**Given data**.
^^^^^^^^^^^^^^^^

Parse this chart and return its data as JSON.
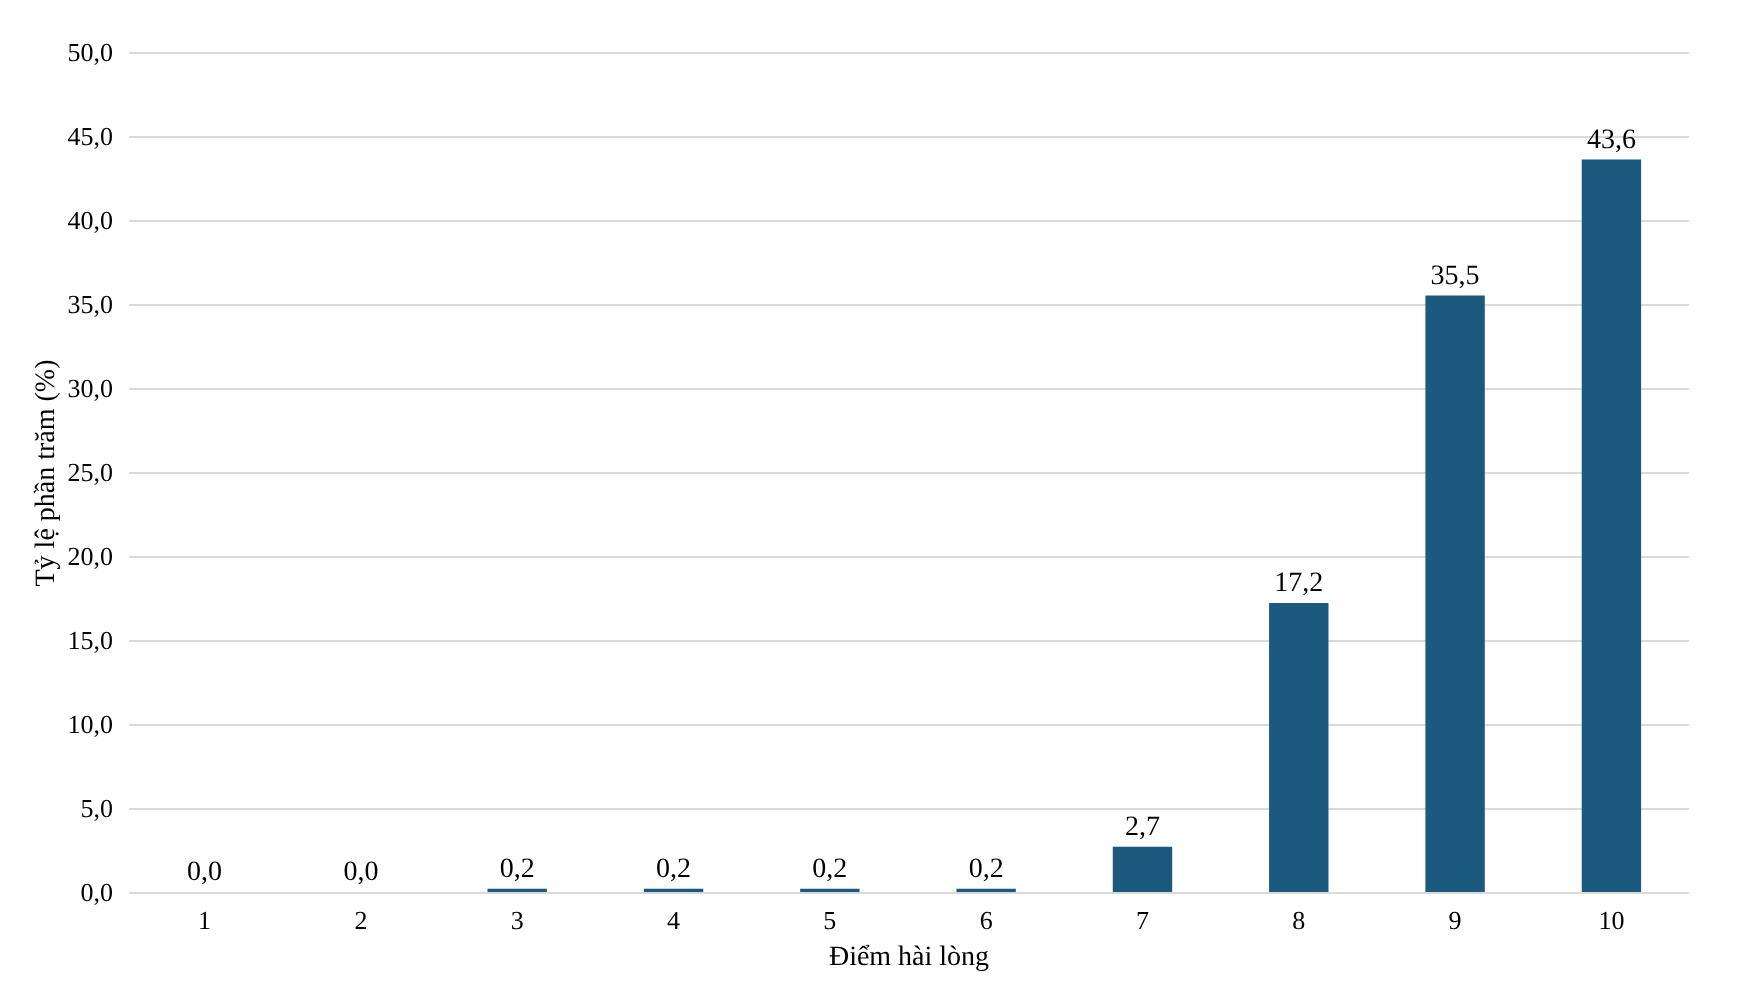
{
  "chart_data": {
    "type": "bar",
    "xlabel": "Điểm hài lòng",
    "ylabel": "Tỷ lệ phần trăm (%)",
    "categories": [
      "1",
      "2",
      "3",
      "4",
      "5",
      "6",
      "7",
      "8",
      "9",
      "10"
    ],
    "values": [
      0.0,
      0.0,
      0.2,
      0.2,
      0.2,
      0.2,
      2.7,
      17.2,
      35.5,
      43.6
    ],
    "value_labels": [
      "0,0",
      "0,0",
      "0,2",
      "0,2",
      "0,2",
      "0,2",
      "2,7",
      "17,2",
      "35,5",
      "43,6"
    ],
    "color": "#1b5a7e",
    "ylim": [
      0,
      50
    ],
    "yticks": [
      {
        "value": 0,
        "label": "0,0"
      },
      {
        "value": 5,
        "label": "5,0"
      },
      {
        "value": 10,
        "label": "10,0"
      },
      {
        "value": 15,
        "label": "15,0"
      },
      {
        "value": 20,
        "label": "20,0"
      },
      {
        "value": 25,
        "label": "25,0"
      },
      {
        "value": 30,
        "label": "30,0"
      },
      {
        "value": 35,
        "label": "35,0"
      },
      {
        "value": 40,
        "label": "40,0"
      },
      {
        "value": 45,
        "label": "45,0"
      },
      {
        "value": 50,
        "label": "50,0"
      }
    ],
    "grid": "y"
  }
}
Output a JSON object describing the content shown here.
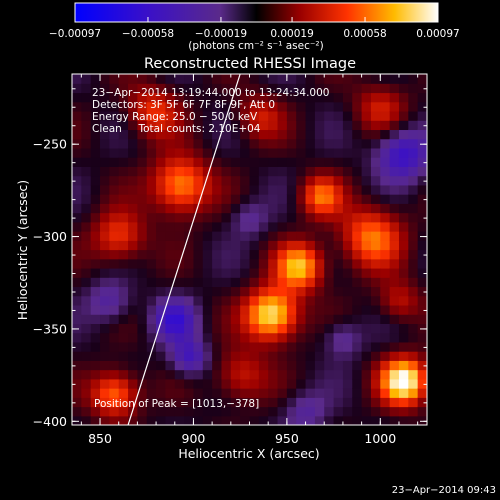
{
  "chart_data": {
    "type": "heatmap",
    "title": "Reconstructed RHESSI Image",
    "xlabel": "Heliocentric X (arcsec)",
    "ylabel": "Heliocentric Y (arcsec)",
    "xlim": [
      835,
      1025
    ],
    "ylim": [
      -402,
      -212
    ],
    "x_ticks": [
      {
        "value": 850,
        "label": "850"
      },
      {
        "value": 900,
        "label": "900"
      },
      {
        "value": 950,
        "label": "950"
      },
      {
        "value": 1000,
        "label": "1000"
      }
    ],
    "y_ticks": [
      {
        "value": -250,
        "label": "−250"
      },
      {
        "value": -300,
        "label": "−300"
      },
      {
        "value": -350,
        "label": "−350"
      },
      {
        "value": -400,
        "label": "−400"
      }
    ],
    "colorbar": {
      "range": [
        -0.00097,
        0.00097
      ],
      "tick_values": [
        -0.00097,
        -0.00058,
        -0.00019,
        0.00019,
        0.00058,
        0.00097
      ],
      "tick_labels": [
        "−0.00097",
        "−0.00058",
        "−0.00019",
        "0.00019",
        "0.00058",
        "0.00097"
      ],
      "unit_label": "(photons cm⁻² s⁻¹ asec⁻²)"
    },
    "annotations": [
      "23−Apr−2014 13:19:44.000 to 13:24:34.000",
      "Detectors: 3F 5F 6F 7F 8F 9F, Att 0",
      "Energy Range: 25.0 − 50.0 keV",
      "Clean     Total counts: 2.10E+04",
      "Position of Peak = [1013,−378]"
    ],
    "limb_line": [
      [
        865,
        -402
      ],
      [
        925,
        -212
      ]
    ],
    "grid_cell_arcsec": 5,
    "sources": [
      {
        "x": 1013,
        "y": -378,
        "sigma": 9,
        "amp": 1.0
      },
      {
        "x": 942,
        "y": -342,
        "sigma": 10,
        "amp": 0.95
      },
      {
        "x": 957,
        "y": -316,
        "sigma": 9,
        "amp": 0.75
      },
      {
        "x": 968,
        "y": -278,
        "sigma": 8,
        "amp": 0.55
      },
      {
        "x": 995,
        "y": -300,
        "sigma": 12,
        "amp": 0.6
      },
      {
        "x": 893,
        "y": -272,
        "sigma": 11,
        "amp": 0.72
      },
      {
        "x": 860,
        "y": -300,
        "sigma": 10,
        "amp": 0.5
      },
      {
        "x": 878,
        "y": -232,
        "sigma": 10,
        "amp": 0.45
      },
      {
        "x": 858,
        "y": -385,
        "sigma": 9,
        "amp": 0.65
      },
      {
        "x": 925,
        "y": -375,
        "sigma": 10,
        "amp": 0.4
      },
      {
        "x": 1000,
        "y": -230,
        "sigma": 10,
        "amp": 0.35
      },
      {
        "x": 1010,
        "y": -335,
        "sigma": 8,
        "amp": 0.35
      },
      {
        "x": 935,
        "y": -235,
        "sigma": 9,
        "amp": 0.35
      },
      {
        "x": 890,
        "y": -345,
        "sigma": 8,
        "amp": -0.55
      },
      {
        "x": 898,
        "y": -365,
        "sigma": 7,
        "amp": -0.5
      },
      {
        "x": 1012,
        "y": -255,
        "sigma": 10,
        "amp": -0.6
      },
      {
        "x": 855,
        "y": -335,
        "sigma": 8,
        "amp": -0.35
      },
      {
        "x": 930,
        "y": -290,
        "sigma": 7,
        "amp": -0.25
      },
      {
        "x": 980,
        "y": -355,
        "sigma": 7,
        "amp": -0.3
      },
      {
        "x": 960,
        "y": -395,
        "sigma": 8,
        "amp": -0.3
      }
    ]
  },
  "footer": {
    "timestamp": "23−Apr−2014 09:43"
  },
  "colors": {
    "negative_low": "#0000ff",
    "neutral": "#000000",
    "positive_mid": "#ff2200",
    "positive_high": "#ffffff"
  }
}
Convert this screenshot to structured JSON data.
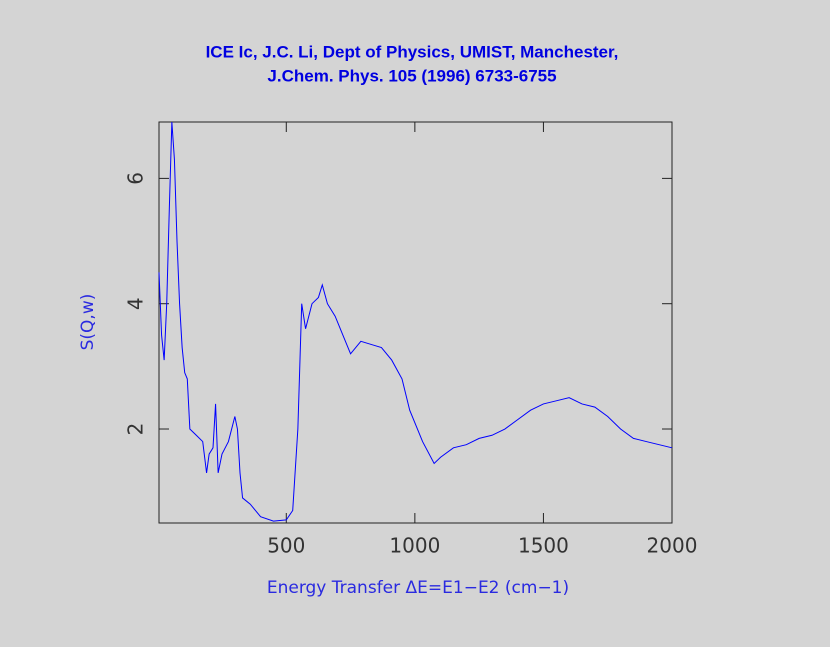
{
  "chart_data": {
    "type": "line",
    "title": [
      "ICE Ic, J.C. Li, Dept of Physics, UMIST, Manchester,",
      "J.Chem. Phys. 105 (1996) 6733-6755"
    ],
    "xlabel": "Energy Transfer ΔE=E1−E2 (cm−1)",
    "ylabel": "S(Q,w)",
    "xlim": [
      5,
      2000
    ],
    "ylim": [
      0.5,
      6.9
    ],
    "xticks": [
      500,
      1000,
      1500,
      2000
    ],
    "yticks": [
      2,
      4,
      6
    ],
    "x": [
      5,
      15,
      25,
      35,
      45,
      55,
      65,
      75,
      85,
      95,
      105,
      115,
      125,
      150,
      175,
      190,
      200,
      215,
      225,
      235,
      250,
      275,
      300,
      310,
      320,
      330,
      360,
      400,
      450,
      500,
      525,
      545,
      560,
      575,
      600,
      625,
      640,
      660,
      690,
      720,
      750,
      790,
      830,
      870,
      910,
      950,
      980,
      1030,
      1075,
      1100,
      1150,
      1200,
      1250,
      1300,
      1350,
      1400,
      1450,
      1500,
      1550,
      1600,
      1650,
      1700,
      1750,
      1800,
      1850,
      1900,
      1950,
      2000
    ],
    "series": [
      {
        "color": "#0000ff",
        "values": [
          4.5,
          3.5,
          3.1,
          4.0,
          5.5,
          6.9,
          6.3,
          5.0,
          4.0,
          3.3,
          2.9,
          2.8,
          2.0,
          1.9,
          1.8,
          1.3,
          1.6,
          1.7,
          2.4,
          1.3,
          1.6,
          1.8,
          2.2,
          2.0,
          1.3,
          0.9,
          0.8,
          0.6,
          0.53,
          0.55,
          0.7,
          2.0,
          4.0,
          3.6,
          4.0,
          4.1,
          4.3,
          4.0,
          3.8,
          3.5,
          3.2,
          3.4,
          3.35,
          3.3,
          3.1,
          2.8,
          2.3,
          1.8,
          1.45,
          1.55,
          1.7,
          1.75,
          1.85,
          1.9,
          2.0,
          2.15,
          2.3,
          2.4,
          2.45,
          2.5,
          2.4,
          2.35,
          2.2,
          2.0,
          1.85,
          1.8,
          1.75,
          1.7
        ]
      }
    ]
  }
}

^^^^^^^^^^^^^^^^

**Given request**.
In the material above, show every line where the word "ylabel" turns up.

**The result**.
    "ylabel": "Tỷ lệ phần trăm (%)",
    "ylabel": "Heliocentric Y (arcsec)",
    "ylabel": "S(Q,w)",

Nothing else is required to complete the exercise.